■ **OBJECTIVE**: Your answer should be a single number: the count of lines containing "TeamProject".
···
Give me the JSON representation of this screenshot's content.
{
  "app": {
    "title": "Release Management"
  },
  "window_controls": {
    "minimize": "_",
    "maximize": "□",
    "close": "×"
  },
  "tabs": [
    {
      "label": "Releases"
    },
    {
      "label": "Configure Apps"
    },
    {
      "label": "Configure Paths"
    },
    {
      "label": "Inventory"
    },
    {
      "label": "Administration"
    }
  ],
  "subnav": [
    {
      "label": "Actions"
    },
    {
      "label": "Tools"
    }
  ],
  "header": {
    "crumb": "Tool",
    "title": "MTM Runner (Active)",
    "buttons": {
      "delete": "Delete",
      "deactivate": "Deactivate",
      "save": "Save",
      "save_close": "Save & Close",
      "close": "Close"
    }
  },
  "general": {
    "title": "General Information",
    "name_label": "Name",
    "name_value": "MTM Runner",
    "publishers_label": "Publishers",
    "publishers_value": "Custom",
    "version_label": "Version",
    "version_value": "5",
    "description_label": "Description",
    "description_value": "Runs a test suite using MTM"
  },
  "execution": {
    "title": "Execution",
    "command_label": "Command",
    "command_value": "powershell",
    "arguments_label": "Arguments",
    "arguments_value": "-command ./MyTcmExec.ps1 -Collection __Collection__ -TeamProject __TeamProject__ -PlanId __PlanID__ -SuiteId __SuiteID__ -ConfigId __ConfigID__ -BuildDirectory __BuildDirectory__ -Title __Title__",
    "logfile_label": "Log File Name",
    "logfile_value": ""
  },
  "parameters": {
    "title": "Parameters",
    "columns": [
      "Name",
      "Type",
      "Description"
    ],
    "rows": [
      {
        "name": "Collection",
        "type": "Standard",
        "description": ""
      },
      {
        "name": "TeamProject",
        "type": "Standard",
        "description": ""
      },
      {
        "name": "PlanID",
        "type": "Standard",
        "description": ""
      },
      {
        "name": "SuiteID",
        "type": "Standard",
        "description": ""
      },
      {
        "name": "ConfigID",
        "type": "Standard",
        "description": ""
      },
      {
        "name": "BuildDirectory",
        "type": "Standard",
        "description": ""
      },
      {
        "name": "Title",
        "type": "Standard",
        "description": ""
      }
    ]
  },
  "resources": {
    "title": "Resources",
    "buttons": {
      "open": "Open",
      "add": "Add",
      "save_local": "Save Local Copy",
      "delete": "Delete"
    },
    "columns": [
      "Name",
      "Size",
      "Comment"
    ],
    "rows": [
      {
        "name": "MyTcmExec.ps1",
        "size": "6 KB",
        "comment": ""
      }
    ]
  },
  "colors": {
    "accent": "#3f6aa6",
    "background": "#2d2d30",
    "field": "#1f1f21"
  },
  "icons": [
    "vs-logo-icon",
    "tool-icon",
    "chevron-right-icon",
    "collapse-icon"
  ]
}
···
■ **RESPONSE TO THE TASK**: 2